_REQUIRED TASK_
Your task is to print all of the material verbatim.

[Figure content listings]
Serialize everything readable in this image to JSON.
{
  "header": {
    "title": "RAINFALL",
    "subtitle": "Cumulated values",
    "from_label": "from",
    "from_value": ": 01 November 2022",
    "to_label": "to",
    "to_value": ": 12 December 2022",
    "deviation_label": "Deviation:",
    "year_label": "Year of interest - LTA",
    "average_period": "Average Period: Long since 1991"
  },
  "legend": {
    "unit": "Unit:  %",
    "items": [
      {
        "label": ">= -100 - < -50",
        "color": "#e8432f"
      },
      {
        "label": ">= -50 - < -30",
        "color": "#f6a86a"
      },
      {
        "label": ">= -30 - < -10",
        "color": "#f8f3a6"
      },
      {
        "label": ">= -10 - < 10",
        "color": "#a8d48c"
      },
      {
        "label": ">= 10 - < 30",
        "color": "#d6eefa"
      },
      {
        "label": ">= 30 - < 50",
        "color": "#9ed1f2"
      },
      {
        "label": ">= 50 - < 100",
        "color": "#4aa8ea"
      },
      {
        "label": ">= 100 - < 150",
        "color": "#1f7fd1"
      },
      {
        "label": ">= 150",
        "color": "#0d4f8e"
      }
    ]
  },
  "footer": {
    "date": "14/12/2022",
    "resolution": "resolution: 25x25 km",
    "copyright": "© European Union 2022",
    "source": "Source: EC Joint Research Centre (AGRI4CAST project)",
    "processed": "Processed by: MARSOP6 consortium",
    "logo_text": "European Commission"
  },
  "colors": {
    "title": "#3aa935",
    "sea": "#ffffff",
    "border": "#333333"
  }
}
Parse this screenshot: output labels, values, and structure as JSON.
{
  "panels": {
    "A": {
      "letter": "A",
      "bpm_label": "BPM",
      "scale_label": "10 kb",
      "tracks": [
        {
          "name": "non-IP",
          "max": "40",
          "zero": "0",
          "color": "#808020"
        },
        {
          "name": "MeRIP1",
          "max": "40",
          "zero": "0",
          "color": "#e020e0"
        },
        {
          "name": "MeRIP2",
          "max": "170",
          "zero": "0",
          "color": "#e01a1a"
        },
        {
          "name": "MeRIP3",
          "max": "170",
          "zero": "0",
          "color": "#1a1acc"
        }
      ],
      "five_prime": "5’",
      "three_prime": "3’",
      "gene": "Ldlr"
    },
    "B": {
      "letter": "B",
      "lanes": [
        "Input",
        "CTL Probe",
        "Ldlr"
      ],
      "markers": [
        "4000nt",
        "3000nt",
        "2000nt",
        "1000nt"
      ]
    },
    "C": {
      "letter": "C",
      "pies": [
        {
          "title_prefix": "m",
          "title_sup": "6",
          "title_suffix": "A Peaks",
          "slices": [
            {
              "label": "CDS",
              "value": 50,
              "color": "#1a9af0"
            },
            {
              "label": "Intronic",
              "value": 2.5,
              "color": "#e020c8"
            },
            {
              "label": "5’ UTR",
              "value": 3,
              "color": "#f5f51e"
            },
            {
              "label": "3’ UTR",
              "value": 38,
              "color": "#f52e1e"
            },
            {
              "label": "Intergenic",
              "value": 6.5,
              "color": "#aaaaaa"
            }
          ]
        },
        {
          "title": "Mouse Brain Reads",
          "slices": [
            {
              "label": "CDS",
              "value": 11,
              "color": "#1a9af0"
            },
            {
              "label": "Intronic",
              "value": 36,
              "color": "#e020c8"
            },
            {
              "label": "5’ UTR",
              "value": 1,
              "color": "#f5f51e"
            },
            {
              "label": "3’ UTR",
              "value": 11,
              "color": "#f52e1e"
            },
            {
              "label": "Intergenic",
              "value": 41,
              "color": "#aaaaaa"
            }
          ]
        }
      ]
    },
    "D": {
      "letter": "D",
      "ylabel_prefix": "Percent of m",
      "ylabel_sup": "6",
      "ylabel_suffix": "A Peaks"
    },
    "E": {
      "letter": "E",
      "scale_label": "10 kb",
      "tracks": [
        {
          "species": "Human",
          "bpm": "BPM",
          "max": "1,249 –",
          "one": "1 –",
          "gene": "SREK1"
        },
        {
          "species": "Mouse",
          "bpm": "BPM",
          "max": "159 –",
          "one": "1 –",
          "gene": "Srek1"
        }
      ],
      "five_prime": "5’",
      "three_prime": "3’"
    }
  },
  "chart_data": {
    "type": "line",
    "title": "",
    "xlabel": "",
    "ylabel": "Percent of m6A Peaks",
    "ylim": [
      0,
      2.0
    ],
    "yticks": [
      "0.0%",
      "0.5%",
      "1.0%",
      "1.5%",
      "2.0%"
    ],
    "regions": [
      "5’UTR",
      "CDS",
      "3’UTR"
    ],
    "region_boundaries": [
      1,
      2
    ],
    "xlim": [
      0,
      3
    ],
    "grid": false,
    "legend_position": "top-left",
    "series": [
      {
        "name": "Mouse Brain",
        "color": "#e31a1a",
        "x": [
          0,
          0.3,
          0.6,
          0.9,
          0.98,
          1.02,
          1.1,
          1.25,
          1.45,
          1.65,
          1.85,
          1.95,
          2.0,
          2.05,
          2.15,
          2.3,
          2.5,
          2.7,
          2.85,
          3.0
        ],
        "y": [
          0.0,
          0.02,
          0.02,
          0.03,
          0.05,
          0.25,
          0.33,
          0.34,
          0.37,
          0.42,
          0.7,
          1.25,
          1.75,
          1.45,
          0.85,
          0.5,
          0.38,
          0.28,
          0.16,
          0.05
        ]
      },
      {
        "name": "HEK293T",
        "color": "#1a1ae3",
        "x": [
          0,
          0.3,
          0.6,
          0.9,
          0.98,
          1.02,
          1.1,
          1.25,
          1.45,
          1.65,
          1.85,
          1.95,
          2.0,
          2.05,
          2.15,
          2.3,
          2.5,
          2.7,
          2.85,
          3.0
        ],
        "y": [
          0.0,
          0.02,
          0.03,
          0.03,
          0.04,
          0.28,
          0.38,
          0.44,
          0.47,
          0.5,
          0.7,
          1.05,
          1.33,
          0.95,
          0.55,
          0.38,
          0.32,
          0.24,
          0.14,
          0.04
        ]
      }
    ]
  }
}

_REPLY_
Serialize everything readable in this image to JSON.
{
  "header": {
    "title": "RAINFALL",
    "subtitle": "Cumulated values",
    "from_label": "from",
    "from_value": ": 01 November 2022",
    "to_label": "to",
    "to_value": ": 12 December 2022",
    "deviation_label": "Deviation:",
    "year_label": "Year of interest - LTA",
    "average_period": "Average Period: Long since 1991"
  },
  "legend": {
    "unit": "Unit:  %",
    "items": [
      {
        "label": ">= -100 - < -50",
        "color": "#e8432f"
      },
      {
        "label": ">= -50 - < -30",
        "color": "#f6a86a"
      },
      {
        "label": ">= -30 - < -10",
        "color": "#f8f3a6"
      },
      {
        "label": ">= -10 - < 10",
        "color": "#a8d48c"
      },
      {
        "label": ">= 10 - < 30",
        "color": "#d6eefa"
      },
      {
        "label": ">= 30 - < 50",
        "color": "#9ed1f2"
      },
      {
        "label": ">= 50 - < 100",
        "color": "#4aa8ea"
      },
      {
        "label": ">= 100 - < 150",
        "color": "#1f7fd1"
      },
      {
        "label": ">= 150",
        "color": "#0d4f8e"
      }
    ]
  },
  "footer": {
    "date": "14/12/2022",
    "resolution": "resolution: 25x25 km",
    "copyright": "© European Union 2022",
    "source": "Source: EC Joint Research Centre (AGRI4CAST project)",
    "processed": "Processed by: MARSOP6 consortium",
    "logo_text": "European Commission"
  },
  "colors": {
    "title": "#3aa935",
    "sea": "#ffffff",
    "border": "#333333"
  }
}
Parse this screenshot: output labels, values, and structure as JSON.
{
  "panels": {
    "A": {
      "letter": "A",
      "bpm_label": "BPM",
      "scale_label": "10 kb",
      "tracks": [
        {
          "name": "non-IP",
          "max": "40",
          "zero": "0",
          "color": "#808020"
        },
        {
          "name": "MeRIP1",
          "max": "40",
          "zero": "0",
          "color": "#e020e0"
        },
        {
          "name": "MeRIP2",
          "max": "170",
          "zero": "0",
          "color": "#e01a1a"
        },
        {
          "name": "MeRIP3",
          "max": "170",
          "zero": "0",
          "color": "#1a1acc"
        }
      ],
      "five_prime": "5’",
      "three_prime": "3’",
      "gene": "Ldlr"
    },
    "B": {
      "letter": "B",
      "lanes": [
        "Input",
        "CTL Probe",
        "Ldlr"
      ],
      "markers": [
        "4000nt",
        "3000nt",
        "2000nt",
        "1000nt"
      ]
    },
    "C": {
      "letter": "C",
      "pies": [
        {
          "title_prefix": "m",
          "title_sup": "6",
          "title_suffix": "A Peaks",
          "slices": [
            {
              "label": "CDS",
              "value": 50,
              "color": "#1a9af0"
            },
            {
              "label": "Intronic",
              "value": 2.5,
              "color": "#e020c8"
            },
            {
              "label": "5’ UTR",
              "value": 3,
              "color": "#f5f51e"
            },
            {
              "label": "3’ UTR",
              "value": 38,
              "color": "#f52e1e"
            },
            {
              "label": "Intergenic",
              "value": 6.5,
              "color": "#aaaaaa"
            }
          ]
        },
        {
          "title": "Mouse Brain Reads",
          "slices": [
            {
              "label": "CDS",
              "value": 11,
              "color": "#1a9af0"
            },
            {
              "label": "Intronic",
              "value": 36,
              "color": "#e020c8"
            },
            {
              "label": "5’ UTR",
              "value": 1,
              "color": "#f5f51e"
            },
            {
              "label": "3’ UTR",
              "value": 11,
              "color": "#f52e1e"
            },
            {
              "label": "Intergenic",
              "value": 41,
              "color": "#aaaaaa"
            }
          ]
        }
      ]
    },
    "D": {
      "letter": "D",
      "ylabel_prefix": "Percent of m",
      "ylabel_sup": "6",
      "ylabel_suffix": "A Peaks"
    },
    "E": {
      "letter": "E",
      "scale_label": "10 kb",
      "tracks": [
        {
          "species": "Human",
          "bpm": "BPM",
          "max": "1,249 –",
          "one": "1 –",
          "gene": "SREK1"
        },
        {
          "species": "Mouse",
          "bpm": "BPM",
          "max": "159 –",
          "one": "1 –",
          "gene": "Srek1"
        }
      ],
      "five_prime": "5’",
      "three_prime": "3’"
    }
  },
  "chart_data": {
    "type": "line",
    "title": "",
    "xlabel": "",
    "ylabel": "Percent of m6A Peaks",
    "ylim": [
      0,
      2.0
    ],
    "yticks": [
      "0.0%",
      "0.5%",
      "1.0%",
      "1.5%",
      "2.0%"
    ],
    "regions": [
      "5’UTR",
      "CDS",
      "3’UTR"
    ],
    "region_boundaries": [
      1,
      2
    ],
    "xlim": [
      0,
      3
    ],
    "grid": false,
    "legend_position": "top-left",
    "series": [
      {
        "name": "Mouse Brain",
        "color": "#e31a1a",
        "x": [
          0,
          0.3,
          0.6,
          0.9,
          0.98,
          1.02,
          1.1,
          1.25,
          1.45,
          1.65,
          1.85,
          1.95,
          2.0,
          2.05,
          2.15,
          2.3,
          2.5,
          2.7,
          2.85,
          3.0
        ],
        "y": [
          0.0,
          0.02,
          0.02,
          0.03,
          0.05,
          0.25,
          0.33,
          0.34,
          0.37,
          0.42,
          0.7,
          1.25,
          1.75,
          1.45,
          0.85,
          0.5,
          0.38,
          0.28,
          0.16,
          0.05
        ]
      },
      {
        "name": "HEK293T",
        "color": "#1a1ae3",
        "x": [
          0,
          0.3,
          0.6,
          0.9,
          0.98,
          1.02,
          1.1,
          1.25,
          1.45,
          1.65,
          1.85,
          1.95,
          2.0,
          2.05,
          2.15,
          2.3,
          2.5,
          2.7,
          2.85,
          3.0
        ],
        "y": [
          0.0,
          0.02,
          0.03,
          0.03,
          0.04,
          0.28,
          0.38,
          0.44,
          0.47,
          0.5,
          0.7,
          1.05,
          1.33,
          0.95,
          0.55,
          0.38,
          0.32,
          0.24,
          0.14,
          0.04
        ]
      }
    ]
  }
}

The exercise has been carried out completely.